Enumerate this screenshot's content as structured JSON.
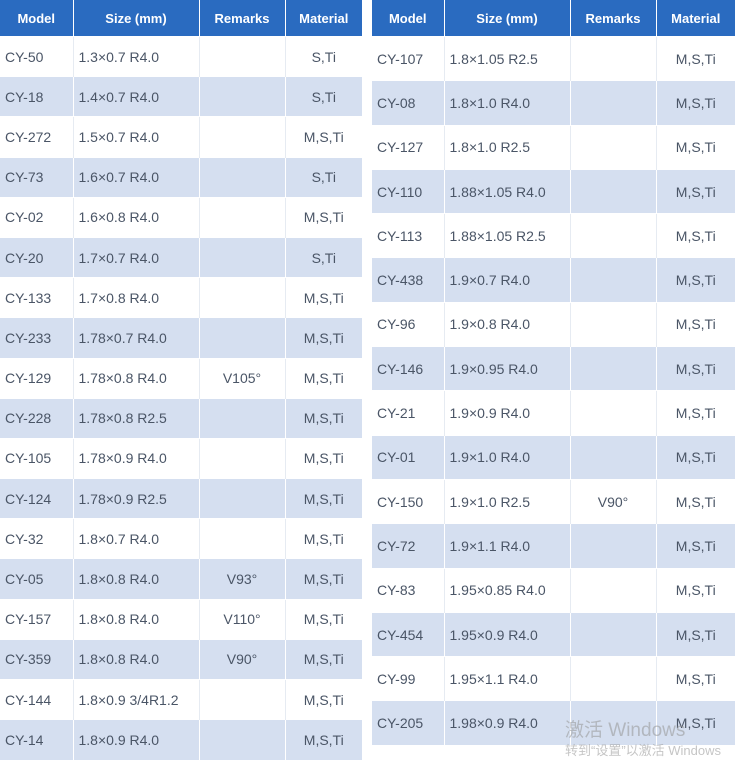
{
  "headers": [
    "Model",
    "Size (mm)",
    "Remarks",
    "Material"
  ],
  "left_rows": [
    [
      "CY-50",
      "1.3×0.7 R4.0",
      "",
      "S,Ti"
    ],
    [
      "CY-18",
      "1.4×0.7 R4.0",
      "",
      "S,Ti"
    ],
    [
      "CY-272",
      "1.5×0.7 R4.0",
      "",
      "M,S,Ti"
    ],
    [
      "CY-73",
      "1.6×0.7 R4.0",
      "",
      "S,Ti"
    ],
    [
      "CY-02",
      "1.6×0.8 R4.0",
      "",
      "M,S,Ti"
    ],
    [
      "CY-20",
      "1.7×0.7 R4.0",
      "",
      "S,Ti"
    ],
    [
      "CY-133",
      "1.7×0.8 R4.0",
      "",
      "M,S,Ti"
    ],
    [
      "CY-233",
      "1.78×0.7 R4.0",
      "",
      "M,S,Ti"
    ],
    [
      "CY-129",
      "1.78×0.8 R4.0",
      "V105°",
      "M,S,Ti"
    ],
    [
      "CY-228",
      "1.78×0.8 R2.5",
      "",
      "M,S,Ti"
    ],
    [
      "CY-105",
      "1.78×0.9 R4.0",
      "",
      "M,S,Ti"
    ],
    [
      "CY-124",
      "1.78×0.9 R2.5",
      "",
      "M,S,Ti"
    ],
    [
      "CY-32",
      "1.8×0.7 R4.0",
      "",
      "M,S,Ti"
    ],
    [
      "CY-05",
      "1.8×0.8 R4.0",
      "V93°",
      "M,S,Ti"
    ],
    [
      "CY-157",
      "1.8×0.8 R4.0",
      "V110°",
      "M,S,Ti"
    ],
    [
      "CY-359",
      "1.8×0.8 R4.0",
      "V90°",
      "M,S,Ti"
    ],
    [
      "CY-144",
      "1.8×0.9 3/4R1.2",
      "",
      "M,S,Ti"
    ],
    [
      "CY-14",
      "1.8×0.9 R4.0",
      "",
      "M,S,Ti"
    ]
  ],
  "right_rows": [
    [
      "CY-107",
      "1.8×1.05 R2.5",
      "",
      "M,S,Ti"
    ],
    [
      "CY-08",
      "1.8×1.0 R4.0",
      "",
      "M,S,Ti"
    ],
    [
      "CY-127",
      "1.8×1.0 R2.5",
      "",
      "M,S,Ti"
    ],
    [
      "CY-110",
      "1.88×1.05 R4.0",
      "",
      "M,S,Ti"
    ],
    [
      "CY-113",
      "1.88×1.05 R2.5",
      "",
      "M,S,Ti"
    ],
    [
      "CY-438",
      "1.9×0.7 R4.0",
      "",
      "M,S,Ti"
    ],
    [
      "CY-96",
      "1.9×0.8 R4.0",
      "",
      "M,S,Ti"
    ],
    [
      "CY-146",
      "1.9×0.95 R4.0",
      "",
      "M,S,Ti"
    ],
    [
      "CY-21",
      "1.9×0.9 R4.0",
      "",
      "M,S,Ti"
    ],
    [
      "CY-01",
      "1.9×1.0 R4.0",
      "",
      "M,S,Ti"
    ],
    [
      "CY-150",
      "1.9×1.0 R2.5",
      "V90°",
      "M,S,Ti"
    ],
    [
      "CY-72",
      "1.9×1.1 R4.0",
      "",
      "M,S,Ti"
    ],
    [
      "CY-83",
      "1.95×0.85 R4.0",
      "",
      "M,S,Ti"
    ],
    [
      "CY-454",
      "1.95×0.9 R4.0",
      "",
      "M,S,Ti"
    ],
    [
      "CY-99",
      "1.95×1.1 R4.0",
      "",
      "M,S,Ti"
    ],
    [
      "CY-205",
      "1.98×0.9 R4.0",
      "",
      "M,S,Ti"
    ]
  ],
  "watermark": {
    "line1": "激活 Windows",
    "line2": "转到“设置”以激活 Windows"
  }
}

THE EXERCISE:
Reproduce the material in full, word for word, and omit the pictures.

EXERCISE SOLUTION:
Enumerate this screenshot's content as structured JSON.
{
  "headers": [
    "Model",
    "Size (mm)",
    "Remarks",
    "Material"
  ],
  "left_rows": [
    [
      "CY-50",
      "1.3×0.7 R4.0",
      "",
      "S,Ti"
    ],
    [
      "CY-18",
      "1.4×0.7 R4.0",
      "",
      "S,Ti"
    ],
    [
      "CY-272",
      "1.5×0.7 R4.0",
      "",
      "M,S,Ti"
    ],
    [
      "CY-73",
      "1.6×0.7 R4.0",
      "",
      "S,Ti"
    ],
    [
      "CY-02",
      "1.6×0.8 R4.0",
      "",
      "M,S,Ti"
    ],
    [
      "CY-20",
      "1.7×0.7 R4.0",
      "",
      "S,Ti"
    ],
    [
      "CY-133",
      "1.7×0.8 R4.0",
      "",
      "M,S,Ti"
    ],
    [
      "CY-233",
      "1.78×0.7 R4.0",
      "",
      "M,S,Ti"
    ],
    [
      "CY-129",
      "1.78×0.8 R4.0",
      "V105°",
      "M,S,Ti"
    ],
    [
      "CY-228",
      "1.78×0.8 R2.5",
      "",
      "M,S,Ti"
    ],
    [
      "CY-105",
      "1.78×0.9 R4.0",
      "",
      "M,S,Ti"
    ],
    [
      "CY-124",
      "1.78×0.9 R2.5",
      "",
      "M,S,Ti"
    ],
    [
      "CY-32",
      "1.8×0.7 R4.0",
      "",
      "M,S,Ti"
    ],
    [
      "CY-05",
      "1.8×0.8 R4.0",
      "V93°",
      "M,S,Ti"
    ],
    [
      "CY-157",
      "1.8×0.8 R4.0",
      "V110°",
      "M,S,Ti"
    ],
    [
      "CY-359",
      "1.8×0.8 R4.0",
      "V90°",
      "M,S,Ti"
    ],
    [
      "CY-144",
      "1.8×0.9 3/4R1.2",
      "",
      "M,S,Ti"
    ],
    [
      "CY-14",
      "1.8×0.9 R4.0",
      "",
      "M,S,Ti"
    ]
  ],
  "right_rows": [
    [
      "CY-107",
      "1.8×1.05 R2.5",
      "",
      "M,S,Ti"
    ],
    [
      "CY-08",
      "1.8×1.0 R4.0",
      "",
      "M,S,Ti"
    ],
    [
      "CY-127",
      "1.8×1.0 R2.5",
      "",
      "M,S,Ti"
    ],
    [
      "CY-110",
      "1.88×1.05 R4.0",
      "",
      "M,S,Ti"
    ],
    [
      "CY-113",
      "1.88×1.05 R2.5",
      "",
      "M,S,Ti"
    ],
    [
      "CY-438",
      "1.9×0.7 R4.0",
      "",
      "M,S,Ti"
    ],
    [
      "CY-96",
      "1.9×0.8 R4.0",
      "",
      "M,S,Ti"
    ],
    [
      "CY-146",
      "1.9×0.95 R4.0",
      "",
      "M,S,Ti"
    ],
    [
      "CY-21",
      "1.9×0.9 R4.0",
      "",
      "M,S,Ti"
    ],
    [
      "CY-01",
      "1.9×1.0 R4.0",
      "",
      "M,S,Ti"
    ],
    [
      "CY-150",
      "1.9×1.0 R2.5",
      "V90°",
      "M,S,Ti"
    ],
    [
      "CY-72",
      "1.9×1.1 R4.0",
      "",
      "M,S,Ti"
    ],
    [
      "CY-83",
      "1.95×0.85 R4.0",
      "",
      "M,S,Ti"
    ],
    [
      "CY-454",
      "1.95×0.9 R4.0",
      "",
      "M,S,Ti"
    ],
    [
      "CY-99",
      "1.95×1.1 R4.0",
      "",
      "M,S,Ti"
    ],
    [
      "CY-205",
      "1.98×0.9 R4.0",
      "",
      "M,S,Ti"
    ]
  ],
  "watermark": {
    "line1": "激活 Windows",
    "line2": "转到“设置”以激活 Windows"
  }
}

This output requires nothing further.